Activity
Only the lines holding "research" are wanted. Copy every one from the records below.
Segment Start: Data for this exercise
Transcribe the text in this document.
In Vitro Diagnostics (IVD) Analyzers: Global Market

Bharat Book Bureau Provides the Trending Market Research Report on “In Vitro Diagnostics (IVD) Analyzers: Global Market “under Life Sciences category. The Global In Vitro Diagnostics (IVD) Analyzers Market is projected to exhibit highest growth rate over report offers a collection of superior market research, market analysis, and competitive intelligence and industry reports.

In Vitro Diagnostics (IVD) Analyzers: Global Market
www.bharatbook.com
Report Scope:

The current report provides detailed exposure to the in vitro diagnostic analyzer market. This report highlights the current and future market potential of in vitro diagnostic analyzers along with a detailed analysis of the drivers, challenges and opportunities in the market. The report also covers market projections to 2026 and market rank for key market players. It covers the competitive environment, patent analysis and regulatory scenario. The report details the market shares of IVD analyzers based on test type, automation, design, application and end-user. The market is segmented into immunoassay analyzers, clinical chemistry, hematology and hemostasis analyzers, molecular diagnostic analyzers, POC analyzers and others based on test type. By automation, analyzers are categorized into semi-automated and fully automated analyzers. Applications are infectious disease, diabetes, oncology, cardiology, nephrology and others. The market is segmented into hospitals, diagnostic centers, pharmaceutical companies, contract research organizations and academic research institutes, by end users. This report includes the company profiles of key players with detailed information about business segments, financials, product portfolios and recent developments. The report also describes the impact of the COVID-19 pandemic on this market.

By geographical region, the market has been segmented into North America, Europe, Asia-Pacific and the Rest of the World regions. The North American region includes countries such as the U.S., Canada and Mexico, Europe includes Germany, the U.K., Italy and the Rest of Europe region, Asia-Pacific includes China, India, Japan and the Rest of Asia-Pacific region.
Segment End: Data for this exercise
Response
Bharat Book Bureau Provides the Trending Market Research Report on “In Vitro Diagnostics (IVD) Analyzers: Global Market “under Life Sciences category. The Global In Vitro Diagnostics (IVD) Analyzers Market is projected to exhibit highest growth rate over report offers a collection of superior market research, market analysis, and competitive intelligence and industry reports.
The current report provides detailed exposure to the in vitro diagnostic analyzer market. This report highlights the current and future market potential of in vitro diagnostic analyzers along with a detailed analysis of the drivers, challenges and opportunities in the market. The report also covers market projections to 2026 and market rank for key market players. It covers the competitive environment, patent analysis and regulatory scenario. The report details the market shares of IVD analyzers based on test type, automation, design, application and end-user. The market is segmented into immunoassay analyzers, clinical chemistry, hematology and hemostasis analyzers, molecular diagnostic analyzers, POC analyzers and others based on test type. By automation, analyzers are categorized into semi-automated and fully automated analyzers. Applications are infectious disease, diabetes, oncology, cardiology, nephrology and others. The market is segmented into hospitals, diagnostic centers, pharmaceutical companies, contract research organizations and academic research institutes, by end users. This report includes the company profiles of key players with detailed information about business segments, financials, product portfolios and recent developments. The report also describes the impact of the COVID-19 pandemic on this market.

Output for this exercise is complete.